[Your task] Which lines below hold the word "ylabel"? Copy all of them.

[Data extract]
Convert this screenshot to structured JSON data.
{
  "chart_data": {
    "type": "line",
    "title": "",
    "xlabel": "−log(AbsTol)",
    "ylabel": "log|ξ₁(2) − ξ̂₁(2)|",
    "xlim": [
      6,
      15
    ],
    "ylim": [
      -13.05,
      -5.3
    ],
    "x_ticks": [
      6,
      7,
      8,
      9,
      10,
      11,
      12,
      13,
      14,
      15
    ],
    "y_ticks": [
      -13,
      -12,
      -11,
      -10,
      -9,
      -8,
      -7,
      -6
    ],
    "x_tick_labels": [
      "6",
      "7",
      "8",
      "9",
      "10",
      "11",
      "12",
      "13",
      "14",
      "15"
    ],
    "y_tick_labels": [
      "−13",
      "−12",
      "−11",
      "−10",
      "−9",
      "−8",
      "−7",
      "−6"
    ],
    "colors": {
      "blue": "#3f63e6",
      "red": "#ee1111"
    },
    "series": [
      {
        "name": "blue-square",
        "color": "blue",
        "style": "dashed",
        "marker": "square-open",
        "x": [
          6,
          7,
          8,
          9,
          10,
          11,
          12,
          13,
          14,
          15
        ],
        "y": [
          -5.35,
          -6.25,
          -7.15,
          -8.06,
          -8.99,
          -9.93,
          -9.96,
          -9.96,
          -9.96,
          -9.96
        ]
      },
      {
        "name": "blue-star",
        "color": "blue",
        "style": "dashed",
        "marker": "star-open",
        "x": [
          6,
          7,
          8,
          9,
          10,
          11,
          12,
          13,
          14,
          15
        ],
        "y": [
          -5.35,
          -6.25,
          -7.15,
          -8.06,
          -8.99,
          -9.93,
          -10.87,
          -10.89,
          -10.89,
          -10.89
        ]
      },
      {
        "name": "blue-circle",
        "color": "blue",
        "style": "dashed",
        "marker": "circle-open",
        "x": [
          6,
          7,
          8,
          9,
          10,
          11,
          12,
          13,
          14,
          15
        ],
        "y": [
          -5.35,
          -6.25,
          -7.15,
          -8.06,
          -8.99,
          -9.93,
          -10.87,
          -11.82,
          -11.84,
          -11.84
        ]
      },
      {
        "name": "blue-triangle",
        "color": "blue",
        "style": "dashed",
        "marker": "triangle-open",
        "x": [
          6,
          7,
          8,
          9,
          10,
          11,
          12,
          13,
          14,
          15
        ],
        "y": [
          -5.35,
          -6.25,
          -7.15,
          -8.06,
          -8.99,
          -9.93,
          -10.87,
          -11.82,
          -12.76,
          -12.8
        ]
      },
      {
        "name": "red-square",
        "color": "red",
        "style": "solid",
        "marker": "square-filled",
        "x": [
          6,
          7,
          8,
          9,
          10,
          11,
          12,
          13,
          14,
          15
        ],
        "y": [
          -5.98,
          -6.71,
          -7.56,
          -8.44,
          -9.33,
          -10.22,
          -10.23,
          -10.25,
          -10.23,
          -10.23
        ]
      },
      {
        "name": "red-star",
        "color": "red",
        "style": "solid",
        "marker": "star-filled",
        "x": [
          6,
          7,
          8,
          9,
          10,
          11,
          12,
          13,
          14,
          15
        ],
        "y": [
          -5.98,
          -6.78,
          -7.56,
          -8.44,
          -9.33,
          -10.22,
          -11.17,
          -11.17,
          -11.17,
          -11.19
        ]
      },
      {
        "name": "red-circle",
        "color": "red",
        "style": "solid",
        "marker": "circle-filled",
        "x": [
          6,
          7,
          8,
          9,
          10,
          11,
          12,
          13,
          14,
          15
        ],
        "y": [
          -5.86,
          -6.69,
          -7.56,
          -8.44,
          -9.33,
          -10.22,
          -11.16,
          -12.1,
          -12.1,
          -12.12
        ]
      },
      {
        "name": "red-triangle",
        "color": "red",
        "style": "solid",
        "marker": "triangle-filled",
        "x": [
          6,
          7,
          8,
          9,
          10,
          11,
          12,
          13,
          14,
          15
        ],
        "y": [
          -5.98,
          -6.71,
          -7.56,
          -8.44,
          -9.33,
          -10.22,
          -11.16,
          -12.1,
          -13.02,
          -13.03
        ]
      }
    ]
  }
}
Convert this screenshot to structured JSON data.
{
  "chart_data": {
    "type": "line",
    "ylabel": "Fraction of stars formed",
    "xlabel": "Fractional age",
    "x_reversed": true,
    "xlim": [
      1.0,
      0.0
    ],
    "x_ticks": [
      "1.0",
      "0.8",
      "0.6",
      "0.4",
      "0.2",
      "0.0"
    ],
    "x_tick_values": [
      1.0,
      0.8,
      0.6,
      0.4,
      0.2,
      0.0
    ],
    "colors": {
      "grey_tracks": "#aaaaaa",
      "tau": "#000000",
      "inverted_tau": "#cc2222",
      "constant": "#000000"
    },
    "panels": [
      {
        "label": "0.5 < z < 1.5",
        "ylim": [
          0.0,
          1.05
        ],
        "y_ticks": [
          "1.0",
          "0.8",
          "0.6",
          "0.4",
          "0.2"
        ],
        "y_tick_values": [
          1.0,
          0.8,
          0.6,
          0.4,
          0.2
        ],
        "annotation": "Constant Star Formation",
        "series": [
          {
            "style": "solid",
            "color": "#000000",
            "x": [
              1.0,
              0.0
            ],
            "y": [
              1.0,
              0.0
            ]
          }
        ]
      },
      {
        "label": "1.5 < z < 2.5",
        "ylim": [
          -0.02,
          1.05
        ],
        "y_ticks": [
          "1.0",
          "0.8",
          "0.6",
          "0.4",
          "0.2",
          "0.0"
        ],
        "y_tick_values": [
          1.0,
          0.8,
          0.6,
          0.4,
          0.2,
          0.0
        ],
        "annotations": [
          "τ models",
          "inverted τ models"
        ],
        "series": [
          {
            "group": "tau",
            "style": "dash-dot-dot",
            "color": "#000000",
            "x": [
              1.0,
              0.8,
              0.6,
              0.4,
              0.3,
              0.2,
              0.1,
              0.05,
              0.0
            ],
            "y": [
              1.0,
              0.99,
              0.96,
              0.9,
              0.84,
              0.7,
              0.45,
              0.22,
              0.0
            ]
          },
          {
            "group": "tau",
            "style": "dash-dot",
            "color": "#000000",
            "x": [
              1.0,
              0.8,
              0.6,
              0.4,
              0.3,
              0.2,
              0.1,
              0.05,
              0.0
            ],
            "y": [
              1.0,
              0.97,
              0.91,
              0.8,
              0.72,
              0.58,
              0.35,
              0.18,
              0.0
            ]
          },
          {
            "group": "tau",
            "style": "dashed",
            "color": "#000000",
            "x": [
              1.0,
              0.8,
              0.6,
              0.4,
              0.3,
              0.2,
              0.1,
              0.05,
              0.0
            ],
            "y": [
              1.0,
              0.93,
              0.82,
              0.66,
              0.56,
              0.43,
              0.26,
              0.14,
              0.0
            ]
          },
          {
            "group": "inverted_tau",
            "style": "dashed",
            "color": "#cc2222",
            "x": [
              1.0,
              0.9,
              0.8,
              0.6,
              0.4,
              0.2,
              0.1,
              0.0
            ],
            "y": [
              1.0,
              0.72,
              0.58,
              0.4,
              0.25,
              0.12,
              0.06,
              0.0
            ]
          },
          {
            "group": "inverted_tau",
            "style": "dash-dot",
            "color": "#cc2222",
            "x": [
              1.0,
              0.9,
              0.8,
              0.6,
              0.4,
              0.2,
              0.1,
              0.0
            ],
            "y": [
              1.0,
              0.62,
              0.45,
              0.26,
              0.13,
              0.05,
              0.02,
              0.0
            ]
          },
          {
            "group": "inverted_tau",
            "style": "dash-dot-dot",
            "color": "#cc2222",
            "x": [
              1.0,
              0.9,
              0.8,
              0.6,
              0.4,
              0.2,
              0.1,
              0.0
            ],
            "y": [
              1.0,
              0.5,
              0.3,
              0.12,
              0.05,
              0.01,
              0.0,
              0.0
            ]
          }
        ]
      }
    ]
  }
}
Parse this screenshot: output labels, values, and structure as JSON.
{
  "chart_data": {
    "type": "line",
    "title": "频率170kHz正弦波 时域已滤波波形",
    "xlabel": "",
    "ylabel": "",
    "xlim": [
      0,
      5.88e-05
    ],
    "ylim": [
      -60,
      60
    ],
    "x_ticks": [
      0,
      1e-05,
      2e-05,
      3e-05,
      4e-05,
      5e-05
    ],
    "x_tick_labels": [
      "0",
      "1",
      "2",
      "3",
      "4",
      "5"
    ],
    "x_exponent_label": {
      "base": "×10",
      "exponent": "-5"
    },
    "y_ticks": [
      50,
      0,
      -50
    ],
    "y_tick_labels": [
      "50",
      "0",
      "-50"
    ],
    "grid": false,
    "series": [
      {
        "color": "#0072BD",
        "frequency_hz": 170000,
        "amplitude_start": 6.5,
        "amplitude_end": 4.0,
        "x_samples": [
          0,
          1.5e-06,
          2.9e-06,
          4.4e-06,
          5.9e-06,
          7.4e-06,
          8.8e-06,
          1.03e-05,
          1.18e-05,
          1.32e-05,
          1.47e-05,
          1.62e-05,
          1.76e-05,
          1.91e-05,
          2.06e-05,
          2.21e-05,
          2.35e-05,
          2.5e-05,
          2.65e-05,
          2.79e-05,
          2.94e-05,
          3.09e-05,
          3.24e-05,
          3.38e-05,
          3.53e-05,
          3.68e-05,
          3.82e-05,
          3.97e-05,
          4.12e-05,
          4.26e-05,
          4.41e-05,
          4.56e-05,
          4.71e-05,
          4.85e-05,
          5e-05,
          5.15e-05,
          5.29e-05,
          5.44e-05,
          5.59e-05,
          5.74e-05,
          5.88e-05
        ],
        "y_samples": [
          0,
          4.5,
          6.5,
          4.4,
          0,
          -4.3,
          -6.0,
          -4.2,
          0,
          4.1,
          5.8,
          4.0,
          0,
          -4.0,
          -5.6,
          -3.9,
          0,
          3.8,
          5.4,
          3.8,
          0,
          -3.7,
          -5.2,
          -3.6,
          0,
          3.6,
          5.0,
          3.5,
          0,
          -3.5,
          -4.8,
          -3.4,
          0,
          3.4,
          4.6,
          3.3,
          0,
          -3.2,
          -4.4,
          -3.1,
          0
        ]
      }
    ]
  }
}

[The result]
    "ylabel": "log|ξ₁(2) − ξ̂₁(2)|",
    "ylabel": "Fraction of stars formed",
    "ylabel": "",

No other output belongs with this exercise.